* WHAT TO PRODUCE: Report back each line of the records that contains the string "Ryan".

################

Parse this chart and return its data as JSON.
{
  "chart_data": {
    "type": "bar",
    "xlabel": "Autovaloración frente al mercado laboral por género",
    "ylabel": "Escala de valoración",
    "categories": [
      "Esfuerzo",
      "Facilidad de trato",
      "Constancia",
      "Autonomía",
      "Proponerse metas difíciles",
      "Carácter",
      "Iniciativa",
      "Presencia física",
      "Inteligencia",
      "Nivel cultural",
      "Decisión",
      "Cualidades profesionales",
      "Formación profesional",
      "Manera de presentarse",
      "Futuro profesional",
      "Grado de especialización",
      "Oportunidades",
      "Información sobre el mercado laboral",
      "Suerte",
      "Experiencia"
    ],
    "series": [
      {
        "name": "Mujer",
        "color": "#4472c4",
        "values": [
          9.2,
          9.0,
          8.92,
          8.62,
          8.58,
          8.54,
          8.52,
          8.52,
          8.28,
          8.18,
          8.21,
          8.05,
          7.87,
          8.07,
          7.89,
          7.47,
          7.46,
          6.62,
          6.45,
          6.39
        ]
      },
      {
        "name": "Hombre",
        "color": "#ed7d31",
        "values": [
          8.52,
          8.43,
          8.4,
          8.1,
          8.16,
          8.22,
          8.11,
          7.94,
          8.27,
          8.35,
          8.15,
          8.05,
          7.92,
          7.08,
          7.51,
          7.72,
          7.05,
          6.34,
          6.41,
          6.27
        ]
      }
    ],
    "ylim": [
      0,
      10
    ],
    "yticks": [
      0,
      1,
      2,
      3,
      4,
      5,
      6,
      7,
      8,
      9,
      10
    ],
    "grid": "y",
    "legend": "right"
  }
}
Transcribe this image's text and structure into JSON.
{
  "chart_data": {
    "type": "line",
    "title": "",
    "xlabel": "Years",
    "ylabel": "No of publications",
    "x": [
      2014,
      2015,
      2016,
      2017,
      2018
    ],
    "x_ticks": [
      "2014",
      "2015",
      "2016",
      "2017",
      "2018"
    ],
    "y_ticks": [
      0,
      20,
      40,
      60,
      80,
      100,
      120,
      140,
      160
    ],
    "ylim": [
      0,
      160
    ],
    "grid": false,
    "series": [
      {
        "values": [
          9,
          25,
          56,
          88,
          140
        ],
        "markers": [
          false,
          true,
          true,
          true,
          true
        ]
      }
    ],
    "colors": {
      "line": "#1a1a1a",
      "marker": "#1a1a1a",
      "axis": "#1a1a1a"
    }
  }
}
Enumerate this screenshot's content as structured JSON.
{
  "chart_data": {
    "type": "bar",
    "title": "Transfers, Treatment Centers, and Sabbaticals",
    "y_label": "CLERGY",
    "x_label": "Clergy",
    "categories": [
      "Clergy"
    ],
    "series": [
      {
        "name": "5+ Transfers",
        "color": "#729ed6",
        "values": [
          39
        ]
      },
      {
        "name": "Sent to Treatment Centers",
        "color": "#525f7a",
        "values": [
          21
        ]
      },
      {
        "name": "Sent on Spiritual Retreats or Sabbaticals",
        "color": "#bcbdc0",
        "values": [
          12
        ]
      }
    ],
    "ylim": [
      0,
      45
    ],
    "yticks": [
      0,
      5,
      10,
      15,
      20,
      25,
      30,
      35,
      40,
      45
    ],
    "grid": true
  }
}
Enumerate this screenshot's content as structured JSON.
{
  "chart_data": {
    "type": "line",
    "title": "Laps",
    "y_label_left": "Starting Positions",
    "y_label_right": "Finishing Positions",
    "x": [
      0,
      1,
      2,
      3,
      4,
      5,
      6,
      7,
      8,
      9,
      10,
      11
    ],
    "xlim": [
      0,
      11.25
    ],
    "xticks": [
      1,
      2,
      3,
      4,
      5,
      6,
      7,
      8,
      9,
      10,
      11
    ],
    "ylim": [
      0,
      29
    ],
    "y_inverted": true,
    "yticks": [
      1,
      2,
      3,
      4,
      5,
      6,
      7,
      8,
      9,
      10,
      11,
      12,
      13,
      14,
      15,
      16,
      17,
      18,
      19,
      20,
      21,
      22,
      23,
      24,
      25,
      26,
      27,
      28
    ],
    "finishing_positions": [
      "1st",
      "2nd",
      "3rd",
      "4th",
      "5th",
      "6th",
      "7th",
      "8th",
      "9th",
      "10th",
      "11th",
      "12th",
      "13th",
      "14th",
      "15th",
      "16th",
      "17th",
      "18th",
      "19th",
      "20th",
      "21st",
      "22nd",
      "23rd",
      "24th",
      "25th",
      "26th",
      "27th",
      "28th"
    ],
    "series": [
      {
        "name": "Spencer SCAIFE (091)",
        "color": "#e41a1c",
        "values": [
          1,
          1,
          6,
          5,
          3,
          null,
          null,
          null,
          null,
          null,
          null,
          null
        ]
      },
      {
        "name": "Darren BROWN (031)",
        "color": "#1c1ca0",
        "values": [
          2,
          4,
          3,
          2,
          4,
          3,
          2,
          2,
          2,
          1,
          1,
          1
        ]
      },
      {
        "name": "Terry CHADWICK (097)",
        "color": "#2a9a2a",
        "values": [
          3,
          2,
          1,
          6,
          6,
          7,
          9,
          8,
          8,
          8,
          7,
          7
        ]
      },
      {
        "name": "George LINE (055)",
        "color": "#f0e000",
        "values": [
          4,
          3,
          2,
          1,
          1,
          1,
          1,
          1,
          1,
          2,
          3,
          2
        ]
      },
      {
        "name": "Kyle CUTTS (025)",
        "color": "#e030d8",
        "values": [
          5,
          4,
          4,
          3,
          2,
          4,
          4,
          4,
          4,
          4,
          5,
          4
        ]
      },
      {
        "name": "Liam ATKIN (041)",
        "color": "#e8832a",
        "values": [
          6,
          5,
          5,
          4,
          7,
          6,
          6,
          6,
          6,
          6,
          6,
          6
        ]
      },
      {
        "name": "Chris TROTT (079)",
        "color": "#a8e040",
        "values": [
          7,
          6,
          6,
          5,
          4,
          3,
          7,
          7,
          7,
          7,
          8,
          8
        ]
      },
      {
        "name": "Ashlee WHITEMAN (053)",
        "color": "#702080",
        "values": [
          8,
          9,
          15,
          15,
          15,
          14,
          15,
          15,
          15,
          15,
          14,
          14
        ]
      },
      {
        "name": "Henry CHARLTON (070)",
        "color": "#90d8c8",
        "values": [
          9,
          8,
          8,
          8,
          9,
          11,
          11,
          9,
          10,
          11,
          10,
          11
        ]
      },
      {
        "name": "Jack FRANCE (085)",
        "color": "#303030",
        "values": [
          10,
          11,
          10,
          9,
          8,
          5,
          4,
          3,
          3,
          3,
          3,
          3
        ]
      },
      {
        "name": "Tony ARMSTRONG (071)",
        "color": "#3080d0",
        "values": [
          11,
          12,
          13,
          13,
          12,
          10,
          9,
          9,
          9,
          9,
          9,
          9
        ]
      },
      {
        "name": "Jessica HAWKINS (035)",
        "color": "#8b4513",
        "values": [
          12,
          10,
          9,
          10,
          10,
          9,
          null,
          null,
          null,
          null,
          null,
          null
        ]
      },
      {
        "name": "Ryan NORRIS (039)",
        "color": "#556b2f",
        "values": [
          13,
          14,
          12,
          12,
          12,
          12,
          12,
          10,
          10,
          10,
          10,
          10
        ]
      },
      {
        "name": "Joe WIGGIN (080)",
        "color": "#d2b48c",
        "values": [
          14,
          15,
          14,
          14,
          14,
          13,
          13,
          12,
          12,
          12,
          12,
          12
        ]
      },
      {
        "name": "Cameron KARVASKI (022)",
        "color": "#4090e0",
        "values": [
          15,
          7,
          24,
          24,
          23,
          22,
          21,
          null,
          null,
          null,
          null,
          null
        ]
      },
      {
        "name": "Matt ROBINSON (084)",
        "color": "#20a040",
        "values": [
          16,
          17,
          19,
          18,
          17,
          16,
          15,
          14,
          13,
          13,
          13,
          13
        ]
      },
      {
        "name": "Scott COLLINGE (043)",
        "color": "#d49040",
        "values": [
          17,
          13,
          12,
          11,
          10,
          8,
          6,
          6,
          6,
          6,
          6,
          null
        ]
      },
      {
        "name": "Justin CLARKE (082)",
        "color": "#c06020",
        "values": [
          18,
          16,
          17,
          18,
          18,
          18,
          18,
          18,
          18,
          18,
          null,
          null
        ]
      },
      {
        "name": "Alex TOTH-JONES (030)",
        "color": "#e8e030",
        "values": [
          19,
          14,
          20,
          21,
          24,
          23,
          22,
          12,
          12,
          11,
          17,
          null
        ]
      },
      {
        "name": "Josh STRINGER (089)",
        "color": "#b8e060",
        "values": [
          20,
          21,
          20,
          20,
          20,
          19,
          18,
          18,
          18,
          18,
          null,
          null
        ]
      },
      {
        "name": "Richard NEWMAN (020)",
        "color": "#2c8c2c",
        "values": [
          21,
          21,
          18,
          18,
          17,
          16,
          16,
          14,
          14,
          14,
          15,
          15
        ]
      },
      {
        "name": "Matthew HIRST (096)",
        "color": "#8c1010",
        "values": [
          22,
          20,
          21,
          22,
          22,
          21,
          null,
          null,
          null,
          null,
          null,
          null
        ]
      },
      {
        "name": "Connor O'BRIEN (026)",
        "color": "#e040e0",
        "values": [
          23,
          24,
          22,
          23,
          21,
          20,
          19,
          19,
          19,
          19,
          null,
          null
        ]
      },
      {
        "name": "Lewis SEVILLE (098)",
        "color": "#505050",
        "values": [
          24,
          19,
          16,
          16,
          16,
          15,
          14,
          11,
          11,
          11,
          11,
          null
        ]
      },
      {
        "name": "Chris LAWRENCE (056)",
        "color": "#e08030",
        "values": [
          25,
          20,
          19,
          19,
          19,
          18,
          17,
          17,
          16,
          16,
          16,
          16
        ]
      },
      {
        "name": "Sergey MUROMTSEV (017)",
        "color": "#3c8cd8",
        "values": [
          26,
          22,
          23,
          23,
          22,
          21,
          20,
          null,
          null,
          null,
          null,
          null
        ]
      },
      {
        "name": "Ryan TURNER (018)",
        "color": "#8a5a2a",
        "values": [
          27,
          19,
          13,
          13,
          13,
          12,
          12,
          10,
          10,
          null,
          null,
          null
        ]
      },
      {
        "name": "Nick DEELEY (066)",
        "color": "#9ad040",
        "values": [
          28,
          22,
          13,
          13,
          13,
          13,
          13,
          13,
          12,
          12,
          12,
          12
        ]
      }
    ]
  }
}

################

* ANSWER TO THE EXERCISE:
        "name": "Ryan NORRIS (039)",
        "name": "Ryan TURNER (018)",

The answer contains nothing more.